- Collection entries -

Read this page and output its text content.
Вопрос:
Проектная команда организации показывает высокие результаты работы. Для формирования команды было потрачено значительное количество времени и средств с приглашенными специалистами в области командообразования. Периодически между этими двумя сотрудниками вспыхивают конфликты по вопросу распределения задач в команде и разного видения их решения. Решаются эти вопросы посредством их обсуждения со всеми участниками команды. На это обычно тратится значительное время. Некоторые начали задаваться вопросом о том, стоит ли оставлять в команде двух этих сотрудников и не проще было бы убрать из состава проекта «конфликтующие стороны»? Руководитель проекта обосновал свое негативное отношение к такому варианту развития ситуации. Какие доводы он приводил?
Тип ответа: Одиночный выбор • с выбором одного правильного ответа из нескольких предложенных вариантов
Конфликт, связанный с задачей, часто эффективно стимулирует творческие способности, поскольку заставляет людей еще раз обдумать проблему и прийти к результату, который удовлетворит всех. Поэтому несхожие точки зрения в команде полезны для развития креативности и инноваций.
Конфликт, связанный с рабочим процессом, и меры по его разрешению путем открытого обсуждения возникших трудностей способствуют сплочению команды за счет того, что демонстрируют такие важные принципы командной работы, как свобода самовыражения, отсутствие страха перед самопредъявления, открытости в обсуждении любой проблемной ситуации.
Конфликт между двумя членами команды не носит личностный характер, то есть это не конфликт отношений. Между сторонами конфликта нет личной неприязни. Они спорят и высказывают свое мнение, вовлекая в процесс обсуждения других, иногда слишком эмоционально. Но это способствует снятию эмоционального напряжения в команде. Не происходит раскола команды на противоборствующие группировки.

- WHAT THE TASK ASKS -
Produce an exact copy of the whole listing.

- FULL RESPONSE -
Read this page and output its text content.
Вопрос:
Проектная команда организации показывает высокие результаты работы. Для формирования команды было потрачено значительное количество времени и средств с приглашенными специалистами в области командообразования. Периодически между этими двумя сотрудниками вспыхивают конфликты по вопросу распределения задач в команде и разного видения их решения. Решаются эти вопросы посредством их обсуждения со всеми участниками команды. На это обычно тратится значительное время. Некоторые начали задаваться вопросом о том, стоит ли оставлять в команде двух этих сотрудников и не проще было бы убрать из состава проекта «конфликтующие стороны»? Руководитель проекта обосновал свое негативное отношение к такому варианту развития ситуации. Какие доводы он приводил?
Тип ответа: Одиночный выбор • с выбором одного правильного ответа из нескольких предложенных вариантов
Конфликт, связанный с задачей, часто эффективно стимулирует творческие способности, поскольку заставляет людей еще раз обдумать проблему и прийти к результату, который удовлетворит всех. Поэтому несхожие точки зрения в команде полезны для развития креативности и инноваций.
Конфликт, связанный с рабочим процессом, и меры по его разрешению путем открытого обсуждения возникших трудностей способствуют сплочению команды за счет того, что демонстрируют такие важные принципы командной работы, как свобода самовыражения, отсутствие страха перед самопредъявления, открытости в обсуждении любой проблемной ситуации.
Конфликт между двумя членами команды не носит личностный характер, то есть это не конфликт отношений. Между сторонами конфликта нет личной неприязни. Они спорят и высказывают свое мнение, вовлекая в процесс обсуждения других, иногда слишком эмоционально. Но это способствует снятию эмоционального напряжения в команде. Не происходит раскола команды на противоборствующие группировки.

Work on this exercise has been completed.